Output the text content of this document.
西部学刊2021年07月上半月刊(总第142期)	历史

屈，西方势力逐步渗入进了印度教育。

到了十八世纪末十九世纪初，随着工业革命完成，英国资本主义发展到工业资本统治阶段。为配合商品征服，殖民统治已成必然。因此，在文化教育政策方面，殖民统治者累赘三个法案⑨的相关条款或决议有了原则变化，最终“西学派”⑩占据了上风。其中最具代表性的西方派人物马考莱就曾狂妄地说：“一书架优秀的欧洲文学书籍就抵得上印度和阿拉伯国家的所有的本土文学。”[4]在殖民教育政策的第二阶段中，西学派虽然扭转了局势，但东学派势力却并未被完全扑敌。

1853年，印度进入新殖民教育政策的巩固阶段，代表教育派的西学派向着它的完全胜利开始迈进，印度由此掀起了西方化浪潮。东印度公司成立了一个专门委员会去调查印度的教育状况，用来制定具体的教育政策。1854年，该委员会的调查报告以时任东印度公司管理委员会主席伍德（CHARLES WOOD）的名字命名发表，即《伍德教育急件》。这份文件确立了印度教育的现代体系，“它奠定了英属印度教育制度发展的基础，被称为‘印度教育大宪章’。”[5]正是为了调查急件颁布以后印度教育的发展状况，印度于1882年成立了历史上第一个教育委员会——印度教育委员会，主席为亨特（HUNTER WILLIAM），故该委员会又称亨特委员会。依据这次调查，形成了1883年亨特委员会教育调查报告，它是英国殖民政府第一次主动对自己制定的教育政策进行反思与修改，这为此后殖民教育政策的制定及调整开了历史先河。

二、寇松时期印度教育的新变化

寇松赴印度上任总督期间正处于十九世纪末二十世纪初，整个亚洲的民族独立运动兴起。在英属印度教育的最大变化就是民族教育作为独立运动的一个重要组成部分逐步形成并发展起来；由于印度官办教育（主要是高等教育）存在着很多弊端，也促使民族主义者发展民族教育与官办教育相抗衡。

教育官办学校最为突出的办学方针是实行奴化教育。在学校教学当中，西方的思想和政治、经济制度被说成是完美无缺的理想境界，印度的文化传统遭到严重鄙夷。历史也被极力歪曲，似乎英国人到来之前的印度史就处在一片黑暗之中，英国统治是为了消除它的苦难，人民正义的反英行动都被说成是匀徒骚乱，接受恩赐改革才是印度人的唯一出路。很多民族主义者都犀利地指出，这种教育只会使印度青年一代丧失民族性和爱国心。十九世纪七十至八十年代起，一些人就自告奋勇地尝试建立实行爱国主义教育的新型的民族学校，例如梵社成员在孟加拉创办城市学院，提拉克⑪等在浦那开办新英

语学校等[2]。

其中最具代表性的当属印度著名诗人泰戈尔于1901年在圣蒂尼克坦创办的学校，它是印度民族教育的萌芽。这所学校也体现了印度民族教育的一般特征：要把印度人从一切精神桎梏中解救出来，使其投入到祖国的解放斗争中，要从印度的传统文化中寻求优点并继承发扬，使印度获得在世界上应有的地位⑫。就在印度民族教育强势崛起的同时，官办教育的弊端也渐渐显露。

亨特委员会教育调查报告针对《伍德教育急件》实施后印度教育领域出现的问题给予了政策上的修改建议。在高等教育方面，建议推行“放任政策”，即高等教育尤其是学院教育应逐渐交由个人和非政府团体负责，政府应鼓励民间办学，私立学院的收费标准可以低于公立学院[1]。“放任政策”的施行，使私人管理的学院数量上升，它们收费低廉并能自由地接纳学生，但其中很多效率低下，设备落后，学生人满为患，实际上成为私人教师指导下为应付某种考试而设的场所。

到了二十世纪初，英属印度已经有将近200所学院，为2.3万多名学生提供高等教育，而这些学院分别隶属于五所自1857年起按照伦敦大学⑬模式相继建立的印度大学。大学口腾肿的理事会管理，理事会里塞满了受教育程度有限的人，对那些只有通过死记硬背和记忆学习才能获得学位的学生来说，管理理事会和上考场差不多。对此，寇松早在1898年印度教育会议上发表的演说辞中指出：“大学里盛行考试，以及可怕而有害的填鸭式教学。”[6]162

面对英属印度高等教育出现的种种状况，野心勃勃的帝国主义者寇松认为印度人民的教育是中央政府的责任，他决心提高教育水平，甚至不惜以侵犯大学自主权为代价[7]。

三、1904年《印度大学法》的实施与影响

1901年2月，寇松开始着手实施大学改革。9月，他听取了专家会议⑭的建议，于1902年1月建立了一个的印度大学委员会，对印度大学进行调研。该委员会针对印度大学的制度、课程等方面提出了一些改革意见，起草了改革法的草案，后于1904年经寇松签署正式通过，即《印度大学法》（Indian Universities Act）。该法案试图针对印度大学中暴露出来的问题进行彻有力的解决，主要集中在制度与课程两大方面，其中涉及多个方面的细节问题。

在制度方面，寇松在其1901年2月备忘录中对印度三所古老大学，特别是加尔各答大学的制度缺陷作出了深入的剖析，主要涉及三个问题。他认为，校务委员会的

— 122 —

◇ ◇ ◇ ◇ ◇

▶ **Work required**
In the material above, find each line that contains the word "印度大学法", and select it.

▶ **Solution**
三、1904年《印度大学法》的实施与影响
1901年2月，寇松开始着手实施大学改革。9月，他听取了专家会议⑭的建议，于1902年1月建立了一个的印度大学委员会，对印度大学进行调研。该委员会针对印度大学的制度、课程等方面提出了一些改革意见，起草了改革法的草案，后于1904年经寇松签署正式通过，即《印度大学法》（Indian Universities Act）。该法案试图针对印度大学中暴露出来的问题进行彻有力的解决，主要集中在制度与课程两大方面，其中涉及多个方面的细节问题。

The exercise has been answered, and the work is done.